* _Stated exercise_:
Copy every record exactly, and keep the pictures out.

========================

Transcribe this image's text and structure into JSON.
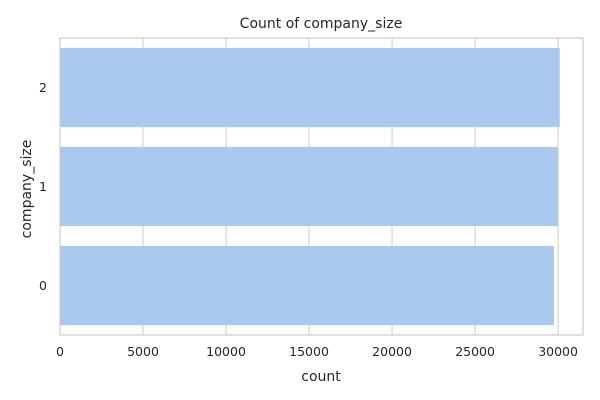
{
  "chart_data": {
    "type": "bar",
    "orientation": "horizontal",
    "title": "Count of company_size",
    "xlabel": "count",
    "ylabel": "company_size",
    "categories": [
      "2",
      "1",
      "0"
    ],
    "values": [
      30100,
      30000,
      29750
    ],
    "xlim": [
      0,
      31500
    ],
    "xticks": [
      0,
      5000,
      10000,
      15000,
      20000,
      25000,
      30000
    ],
    "grid": true,
    "legend": "none",
    "bar_color": "#abc9ee",
    "grid_color": "#cccccc",
    "frame_color": "#cccccc"
  }
}
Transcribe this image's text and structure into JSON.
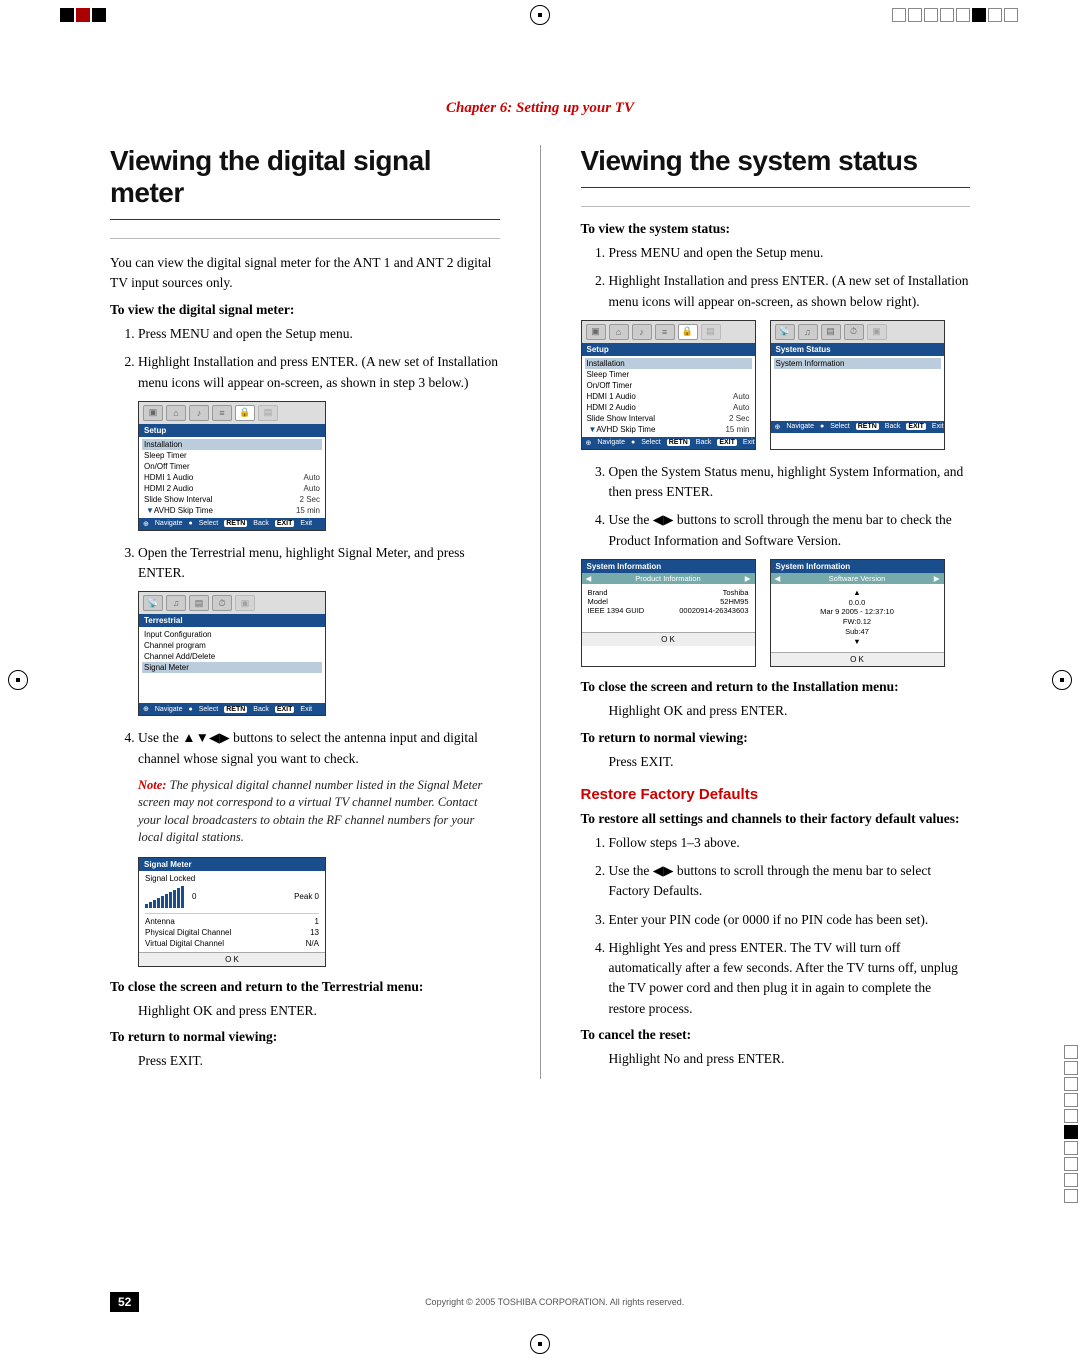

========================

* _Result of this task_:
Transcribe this image's text and structure into JSON.
{
  "chart_data": {
    "type": "bar",
    "orientation": "horizontal",
    "title": "Count of company_size",
    "xlabel": "count",
    "ylabel": "company_size",
    "categories": [
      "2",
      "1",
      "0"
    ],
    "values": [
      30100,
      30000,
      29750
    ],
    "xlim": [
      0,
      31500
    ],
    "xticks": [
      0,
      5000,
      10000,
      15000,
      20000,
      25000,
      30000
    ],
    "grid": true,
    "legend": "none",
    "bar_color": "#abc9ee",
    "grid_color": "#cccccc",
    "frame_color": "#cccccc"
  }
}
Transcribe this image's text and structure into JSON.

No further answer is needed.